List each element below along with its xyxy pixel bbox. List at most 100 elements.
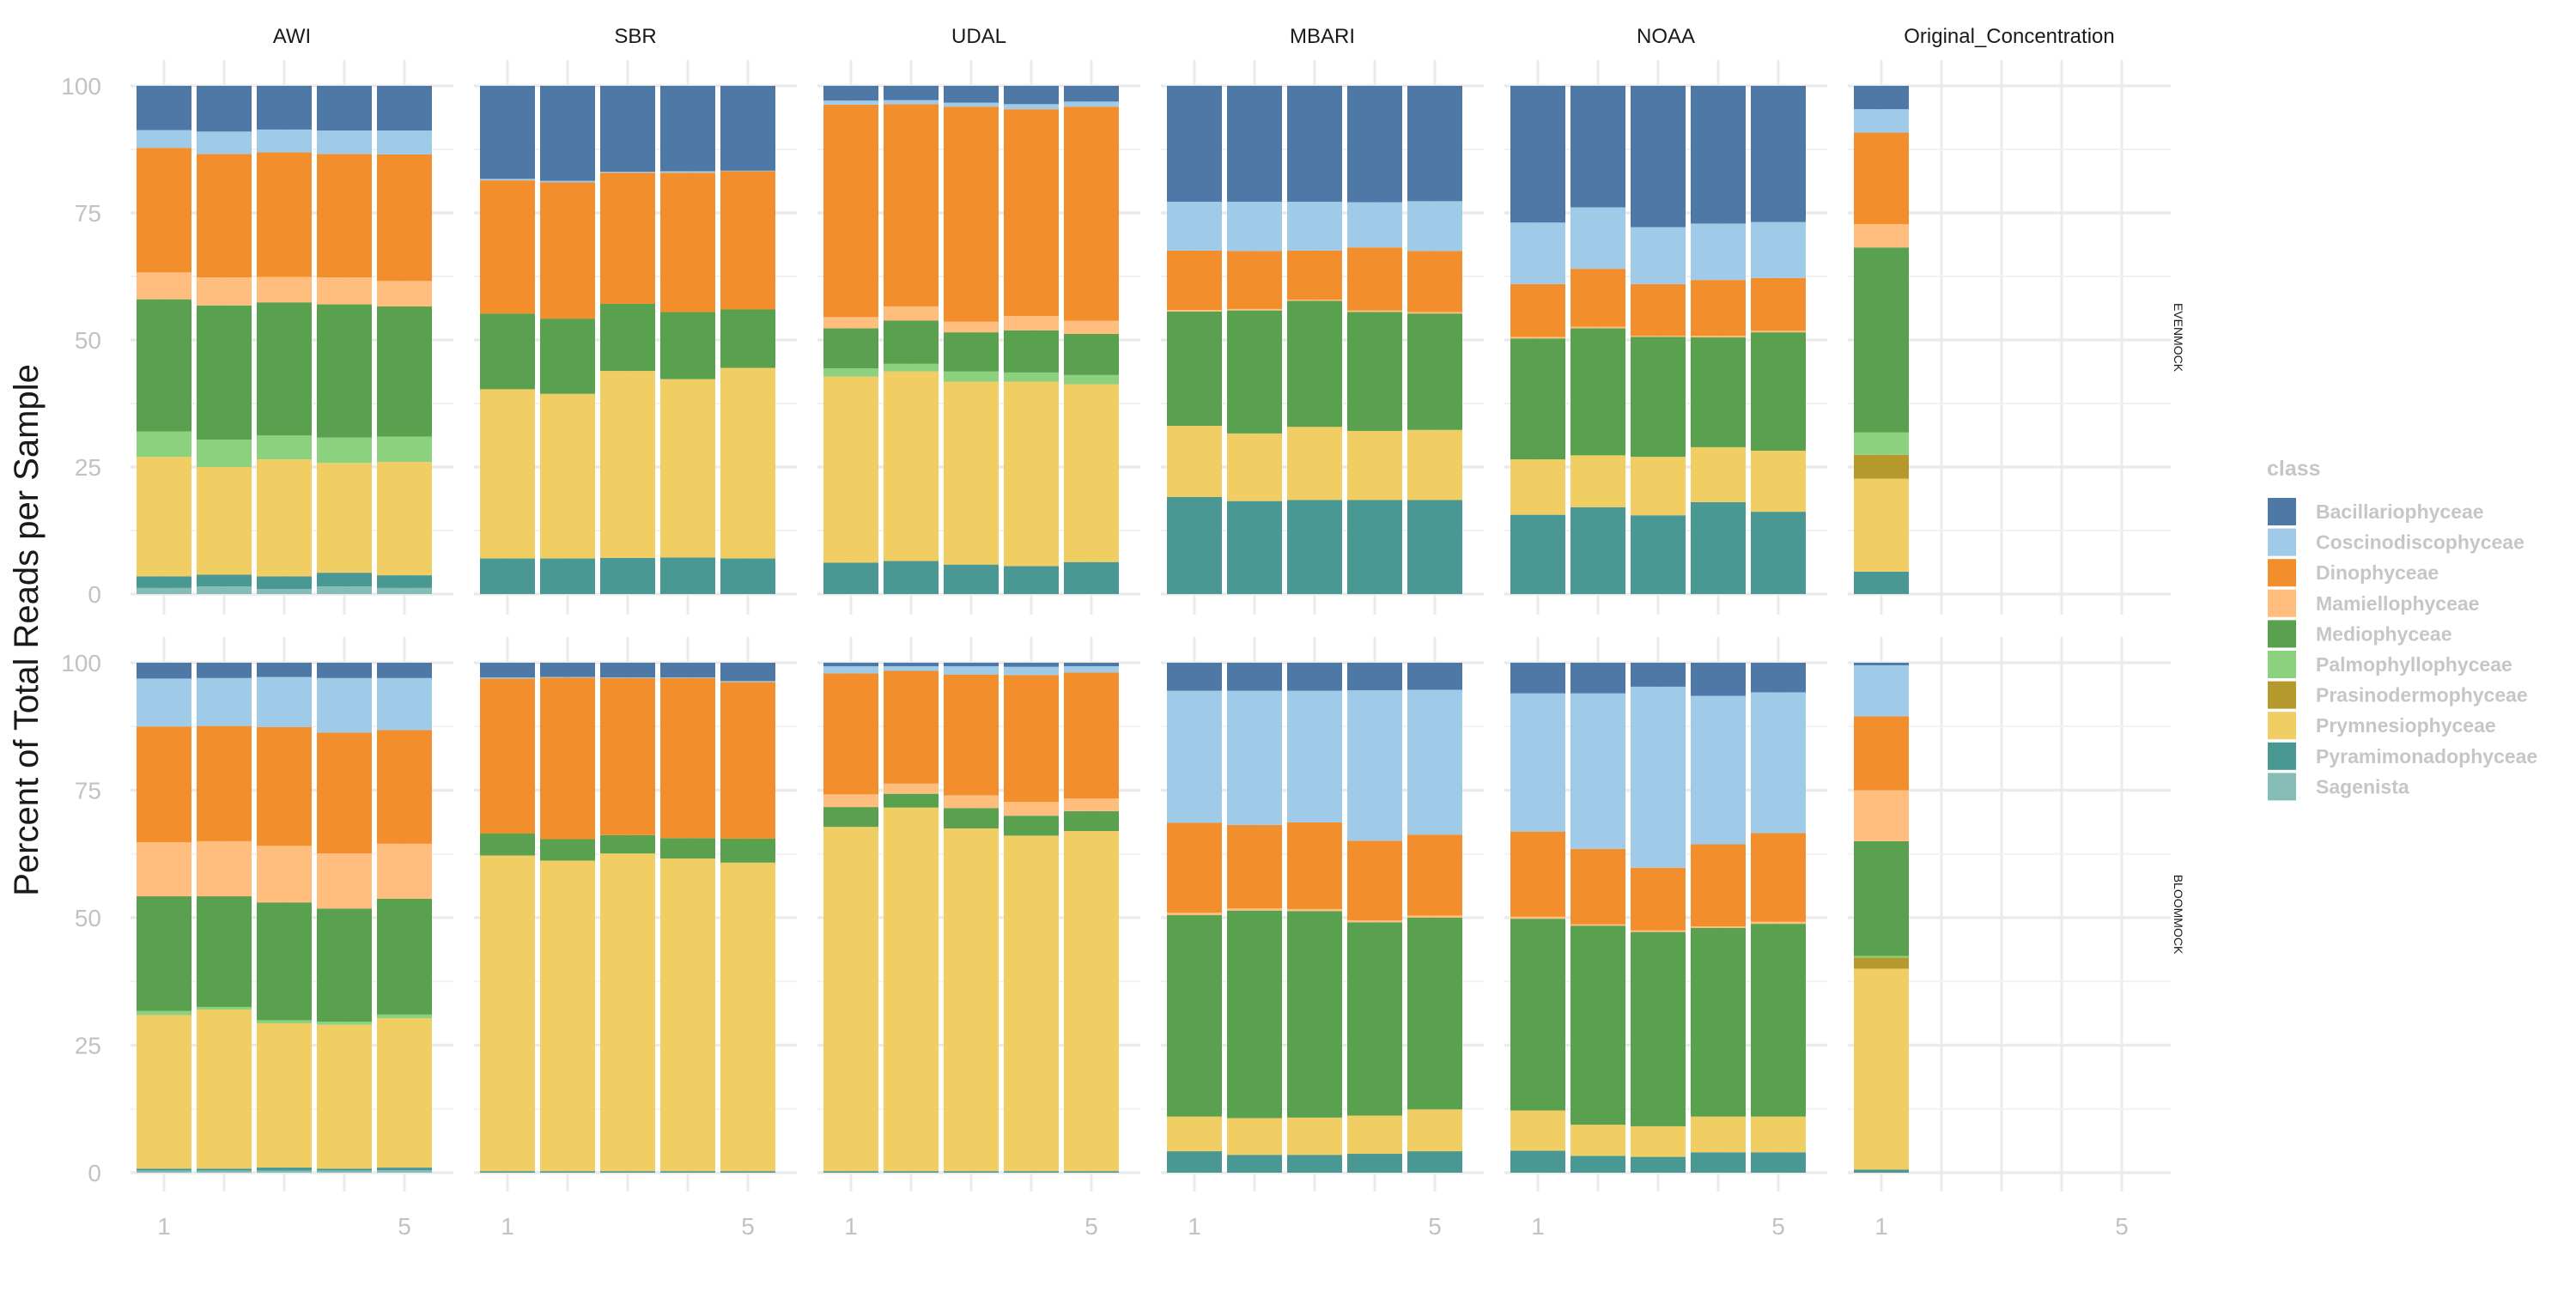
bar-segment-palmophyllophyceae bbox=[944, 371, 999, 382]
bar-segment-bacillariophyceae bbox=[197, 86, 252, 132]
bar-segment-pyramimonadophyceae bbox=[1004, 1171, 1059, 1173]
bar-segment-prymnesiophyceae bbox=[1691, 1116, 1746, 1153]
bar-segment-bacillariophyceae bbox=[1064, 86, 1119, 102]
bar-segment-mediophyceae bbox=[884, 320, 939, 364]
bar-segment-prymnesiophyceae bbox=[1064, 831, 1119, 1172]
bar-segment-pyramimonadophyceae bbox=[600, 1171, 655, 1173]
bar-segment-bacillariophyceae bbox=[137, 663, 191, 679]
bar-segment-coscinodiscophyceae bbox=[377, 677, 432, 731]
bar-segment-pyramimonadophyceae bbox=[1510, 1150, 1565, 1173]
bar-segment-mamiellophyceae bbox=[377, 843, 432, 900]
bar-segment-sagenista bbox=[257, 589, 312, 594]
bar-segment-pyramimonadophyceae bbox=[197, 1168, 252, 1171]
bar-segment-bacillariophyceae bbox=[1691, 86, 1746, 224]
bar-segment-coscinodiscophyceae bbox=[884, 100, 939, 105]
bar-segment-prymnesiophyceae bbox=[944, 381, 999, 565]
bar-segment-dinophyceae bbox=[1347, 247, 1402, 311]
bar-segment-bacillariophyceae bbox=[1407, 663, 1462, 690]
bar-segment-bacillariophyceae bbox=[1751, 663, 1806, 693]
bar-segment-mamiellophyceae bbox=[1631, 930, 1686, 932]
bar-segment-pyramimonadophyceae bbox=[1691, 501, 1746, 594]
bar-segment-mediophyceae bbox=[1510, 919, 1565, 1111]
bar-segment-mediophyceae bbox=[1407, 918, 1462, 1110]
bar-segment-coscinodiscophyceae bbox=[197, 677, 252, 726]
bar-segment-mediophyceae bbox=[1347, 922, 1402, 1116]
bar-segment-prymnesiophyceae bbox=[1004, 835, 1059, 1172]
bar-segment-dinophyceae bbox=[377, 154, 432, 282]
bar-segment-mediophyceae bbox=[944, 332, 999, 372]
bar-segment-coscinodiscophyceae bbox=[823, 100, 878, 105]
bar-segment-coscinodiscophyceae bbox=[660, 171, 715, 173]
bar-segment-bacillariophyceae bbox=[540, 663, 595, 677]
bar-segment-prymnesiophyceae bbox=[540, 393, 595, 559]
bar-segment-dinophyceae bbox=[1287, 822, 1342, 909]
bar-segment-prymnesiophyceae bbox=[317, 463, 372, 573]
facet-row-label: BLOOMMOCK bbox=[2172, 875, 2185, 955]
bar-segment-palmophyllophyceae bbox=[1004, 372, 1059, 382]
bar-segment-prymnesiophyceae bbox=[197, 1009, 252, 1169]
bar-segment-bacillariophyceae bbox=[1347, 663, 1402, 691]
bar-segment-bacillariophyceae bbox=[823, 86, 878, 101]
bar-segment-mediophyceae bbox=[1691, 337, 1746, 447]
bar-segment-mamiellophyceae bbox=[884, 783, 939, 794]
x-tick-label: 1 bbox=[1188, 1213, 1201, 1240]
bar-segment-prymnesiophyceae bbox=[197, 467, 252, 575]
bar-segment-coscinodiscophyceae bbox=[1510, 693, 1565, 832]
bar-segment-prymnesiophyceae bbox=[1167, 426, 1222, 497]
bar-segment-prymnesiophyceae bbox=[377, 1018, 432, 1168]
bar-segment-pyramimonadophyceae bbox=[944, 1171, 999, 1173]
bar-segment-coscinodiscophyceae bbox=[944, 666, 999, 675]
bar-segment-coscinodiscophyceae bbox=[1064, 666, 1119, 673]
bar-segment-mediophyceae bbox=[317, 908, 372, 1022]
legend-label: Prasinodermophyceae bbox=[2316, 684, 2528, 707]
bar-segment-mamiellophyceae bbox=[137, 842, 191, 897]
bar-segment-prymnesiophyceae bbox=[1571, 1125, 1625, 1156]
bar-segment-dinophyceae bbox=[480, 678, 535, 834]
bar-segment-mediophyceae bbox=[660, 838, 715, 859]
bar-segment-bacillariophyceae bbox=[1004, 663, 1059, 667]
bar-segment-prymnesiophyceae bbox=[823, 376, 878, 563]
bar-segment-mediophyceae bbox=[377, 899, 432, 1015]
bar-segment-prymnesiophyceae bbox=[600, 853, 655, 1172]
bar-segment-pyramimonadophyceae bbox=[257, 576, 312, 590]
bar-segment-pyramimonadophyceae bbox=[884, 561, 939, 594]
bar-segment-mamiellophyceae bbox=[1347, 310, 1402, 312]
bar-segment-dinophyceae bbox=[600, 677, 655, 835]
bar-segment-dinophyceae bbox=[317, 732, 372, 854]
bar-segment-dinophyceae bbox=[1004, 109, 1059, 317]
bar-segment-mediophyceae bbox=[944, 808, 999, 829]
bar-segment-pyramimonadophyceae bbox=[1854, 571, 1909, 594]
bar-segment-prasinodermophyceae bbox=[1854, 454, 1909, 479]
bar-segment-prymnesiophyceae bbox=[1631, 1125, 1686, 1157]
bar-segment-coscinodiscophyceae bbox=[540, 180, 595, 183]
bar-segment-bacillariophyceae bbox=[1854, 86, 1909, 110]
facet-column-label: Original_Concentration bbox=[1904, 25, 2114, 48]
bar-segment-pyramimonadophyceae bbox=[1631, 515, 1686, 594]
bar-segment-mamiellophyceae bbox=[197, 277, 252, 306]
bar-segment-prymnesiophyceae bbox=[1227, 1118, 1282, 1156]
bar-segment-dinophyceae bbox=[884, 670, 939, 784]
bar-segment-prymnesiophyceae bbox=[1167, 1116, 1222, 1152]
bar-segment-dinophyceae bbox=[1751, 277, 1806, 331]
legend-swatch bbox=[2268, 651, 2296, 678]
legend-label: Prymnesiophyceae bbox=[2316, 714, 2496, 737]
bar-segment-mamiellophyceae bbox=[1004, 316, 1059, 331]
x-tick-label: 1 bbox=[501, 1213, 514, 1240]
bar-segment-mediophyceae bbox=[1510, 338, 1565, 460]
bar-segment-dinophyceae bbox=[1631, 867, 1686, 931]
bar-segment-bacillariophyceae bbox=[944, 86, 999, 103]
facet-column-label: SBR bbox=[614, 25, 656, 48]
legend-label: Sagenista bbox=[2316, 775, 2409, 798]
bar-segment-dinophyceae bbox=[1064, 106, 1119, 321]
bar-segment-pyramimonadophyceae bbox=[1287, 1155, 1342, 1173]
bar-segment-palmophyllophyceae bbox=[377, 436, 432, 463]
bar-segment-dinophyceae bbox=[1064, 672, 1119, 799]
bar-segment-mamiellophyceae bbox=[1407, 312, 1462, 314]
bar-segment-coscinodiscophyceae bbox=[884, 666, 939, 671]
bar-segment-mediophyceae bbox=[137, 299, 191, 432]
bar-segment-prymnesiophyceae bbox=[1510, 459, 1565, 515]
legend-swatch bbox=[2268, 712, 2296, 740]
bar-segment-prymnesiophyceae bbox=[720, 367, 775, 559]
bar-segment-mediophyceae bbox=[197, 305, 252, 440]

○ ○ ○ ○ ○

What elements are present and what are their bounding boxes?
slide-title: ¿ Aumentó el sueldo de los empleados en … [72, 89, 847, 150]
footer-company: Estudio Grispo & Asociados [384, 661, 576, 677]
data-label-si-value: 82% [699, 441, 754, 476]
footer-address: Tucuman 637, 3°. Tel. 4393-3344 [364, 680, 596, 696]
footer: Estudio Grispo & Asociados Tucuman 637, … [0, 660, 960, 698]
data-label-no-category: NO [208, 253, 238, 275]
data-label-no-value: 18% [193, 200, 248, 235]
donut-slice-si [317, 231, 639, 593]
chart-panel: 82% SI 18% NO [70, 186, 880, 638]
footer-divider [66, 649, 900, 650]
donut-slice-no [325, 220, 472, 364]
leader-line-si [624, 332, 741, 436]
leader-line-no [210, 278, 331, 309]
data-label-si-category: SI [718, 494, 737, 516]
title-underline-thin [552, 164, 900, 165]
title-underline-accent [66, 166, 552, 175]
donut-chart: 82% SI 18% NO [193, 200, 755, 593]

○ ○ ○ ○ ○

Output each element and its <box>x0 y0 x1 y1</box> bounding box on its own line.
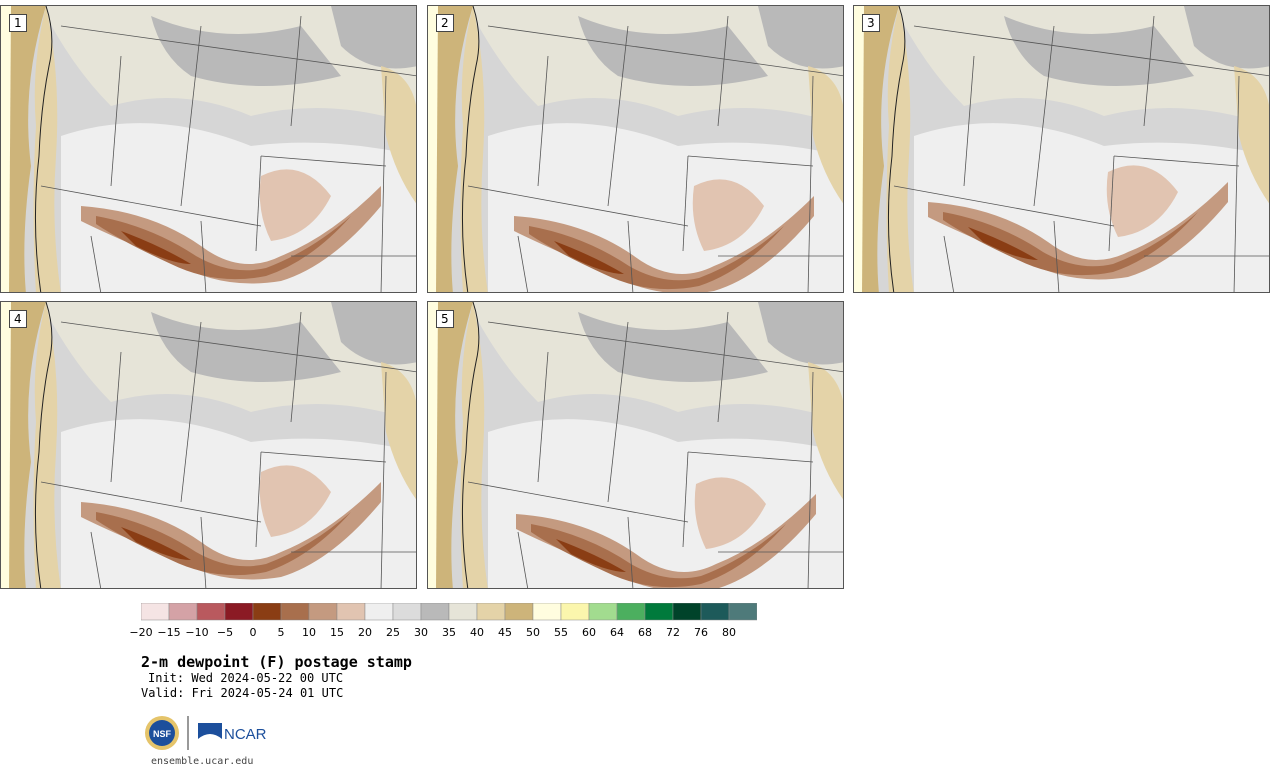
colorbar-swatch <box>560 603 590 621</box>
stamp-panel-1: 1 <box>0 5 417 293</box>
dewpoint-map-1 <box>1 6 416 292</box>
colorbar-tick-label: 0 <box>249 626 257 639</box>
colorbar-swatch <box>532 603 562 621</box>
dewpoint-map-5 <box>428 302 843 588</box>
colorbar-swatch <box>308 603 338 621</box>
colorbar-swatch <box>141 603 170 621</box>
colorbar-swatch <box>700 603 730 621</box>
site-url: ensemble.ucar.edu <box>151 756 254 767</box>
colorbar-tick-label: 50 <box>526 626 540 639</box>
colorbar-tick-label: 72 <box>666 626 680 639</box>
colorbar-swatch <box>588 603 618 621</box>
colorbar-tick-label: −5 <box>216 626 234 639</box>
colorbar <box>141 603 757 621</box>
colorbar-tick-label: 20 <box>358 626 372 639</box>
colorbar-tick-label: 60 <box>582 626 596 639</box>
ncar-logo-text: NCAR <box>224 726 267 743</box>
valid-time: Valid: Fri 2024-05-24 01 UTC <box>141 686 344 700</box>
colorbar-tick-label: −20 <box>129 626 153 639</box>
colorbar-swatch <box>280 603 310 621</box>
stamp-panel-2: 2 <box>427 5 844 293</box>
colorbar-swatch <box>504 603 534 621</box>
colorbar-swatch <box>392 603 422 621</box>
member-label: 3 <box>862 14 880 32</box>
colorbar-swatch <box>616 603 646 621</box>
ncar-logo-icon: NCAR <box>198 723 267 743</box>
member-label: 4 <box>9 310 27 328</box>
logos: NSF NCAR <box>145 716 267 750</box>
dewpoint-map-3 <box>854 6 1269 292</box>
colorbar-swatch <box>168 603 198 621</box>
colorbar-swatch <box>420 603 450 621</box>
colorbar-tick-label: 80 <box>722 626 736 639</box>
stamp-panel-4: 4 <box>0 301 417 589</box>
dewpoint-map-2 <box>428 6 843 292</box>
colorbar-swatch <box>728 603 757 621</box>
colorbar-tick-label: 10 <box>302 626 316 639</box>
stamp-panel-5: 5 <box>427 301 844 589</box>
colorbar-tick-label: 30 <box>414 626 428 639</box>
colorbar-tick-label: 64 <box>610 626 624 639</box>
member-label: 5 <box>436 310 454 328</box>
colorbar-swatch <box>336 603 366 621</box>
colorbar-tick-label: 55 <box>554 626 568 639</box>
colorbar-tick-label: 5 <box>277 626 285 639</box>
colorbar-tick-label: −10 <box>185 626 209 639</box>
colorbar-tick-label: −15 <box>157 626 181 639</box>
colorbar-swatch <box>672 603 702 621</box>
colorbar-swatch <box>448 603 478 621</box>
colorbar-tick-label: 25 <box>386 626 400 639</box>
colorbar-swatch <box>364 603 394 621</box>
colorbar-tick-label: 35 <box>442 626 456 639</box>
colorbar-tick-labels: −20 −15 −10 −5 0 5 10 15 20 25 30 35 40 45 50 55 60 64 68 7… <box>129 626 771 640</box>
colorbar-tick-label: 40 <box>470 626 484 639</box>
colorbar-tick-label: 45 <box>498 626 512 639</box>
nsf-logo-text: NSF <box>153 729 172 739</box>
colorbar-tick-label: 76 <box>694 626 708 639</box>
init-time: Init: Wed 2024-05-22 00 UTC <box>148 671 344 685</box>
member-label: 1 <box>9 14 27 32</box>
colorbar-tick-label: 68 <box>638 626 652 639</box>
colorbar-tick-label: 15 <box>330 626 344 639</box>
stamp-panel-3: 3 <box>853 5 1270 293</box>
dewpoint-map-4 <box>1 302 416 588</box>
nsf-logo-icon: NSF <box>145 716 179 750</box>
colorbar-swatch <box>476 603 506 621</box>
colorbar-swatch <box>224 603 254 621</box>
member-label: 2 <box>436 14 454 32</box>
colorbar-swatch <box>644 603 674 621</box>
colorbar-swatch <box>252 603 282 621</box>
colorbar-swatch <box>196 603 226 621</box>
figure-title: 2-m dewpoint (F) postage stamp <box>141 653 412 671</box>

○ ○ ○ ○ ○

Written problem: Give the stretch of data that opens with the line containing "colorbar-swatch <box>560 603 590 621</box>" and closes with the line containing "colorbar-tick-label: −10 <box>185", both included, as a Markdown table with the columns Number and Line, numbering the rows in order and leaving out blank lines.

The solution:
| Number | Line |
|---|---|
| 1 | colorbar-swatch <box>560 603 590 621</box> |
| 2 | stamp-panel-1: 1 <box>0 5 417 293</box> |
| 3 | dewpoint-map-1 <box>1 6 416 292</box> |
| 4 | colorbar-tick-label: 0 <box>249 626 257 639</box> |
| 5 | colorbar-swatch <box>532 603 562 621</box> |
| 6 | dewpoint-map-5 <box>428 302 843 588</box> |
| 7 | colorbar-swatch <box>308 603 338 621</box> |
| 8 | colorbar-swatch <box>141 603 170 621</box> |
| 9 | colorbar-swatch <box>700 603 730 621</box> |
| 10 | site-url: ensemble.ucar.edu <box>151 756 254 767</box> |
| 11 | colorbar-tick-label: 50 <box>526 626 540 639</box> |
| 12 | colorbar-tick-label: 72 <box>666 626 680 639</box> |
| 13 | colorbar-swatch <box>588 603 618 621</box> |
| 14 | colorbar-tick-label: −5 <box>216 626 234 639</box> |
| 15 | colorbar <box>141 603 757 621</box> |
| 16 | colorbar-tick-label: 20 <box>358 626 372 639</box> |
| 17 | colorbar-tick-label: 60 <box>582 626 596 639</box> |
| 18 | ncar-logo-text: NCAR <box>224 726 267 743</box> |
| 19 | valid-time: Valid: Fri 2024-05-24 01 UTC <box>141 686 344 700</box> |
| 20 | colorbar-tick-label: −20 <box>129 626 153 639</box> |
| 21 | colorbar-swatch <box>280 603 310 621</box> |
| 22 | stamp-panel-2: 2 <box>427 5 844 293</box> |
| 23 | colorbar-swatch <box>504 603 534 621</box> |
| 24 | colorbar-swatch <box>392 603 422 621</box> |
| 25 | member-label: 3 <box>862 14 880 32</box> |
| 26 | colorbar-swatch <box>616 603 646 621</box> |
| 27 | ncar-logo-icon: NCAR <box>198 723 267 743</box> |
| 28 | member-label: 4 <box>9 310 27 328</box> |
| 29 | logos: NSF NCAR <box>145 716 267 750</box> |
| 30 | dewpoint-map-3 <box>854 6 1269 292</box> |
| 31 | colorbar-swatch <box>168 603 198 621</box> |
| 32 | colorbar-swatch <box>420 603 450 621</box> |
| 33 | colorbar-tick-label: 80 <box>722 626 736 639</box> |
| 34 | stamp-panel-4: 4 <box>0 301 417 589</box> |
| 35 | dewpoint-map-2 <box>428 6 843 292</box> |
| 36 | colorbar-swatch <box>728 603 757 621</box> |
| 37 | colorbar-tick-label: 10 <box>302 626 316 639</box> |
| 38 | stamp-panel-5: 5 <box>427 301 844 589</box> |
| 39 | colorbar-tick-label: 30 <box>414 626 428 639</box> |
| 40 | colorbar-tick-label: 64 <box>610 626 624 639</box> |
| 41 | member-label: 5 <box>436 310 454 328</box> |
| 42 | colorbar-swatch <box>336 603 366 621</box> |
| 43 | colorbar-tick-label: 55 <box>554 626 568 639</box> |
| 44 | colorbar-tick-label: 5 <box>277 626 285 639</box> |
| 45 | colorbar-tick-label: −10 <box>185 626 209 639</box> |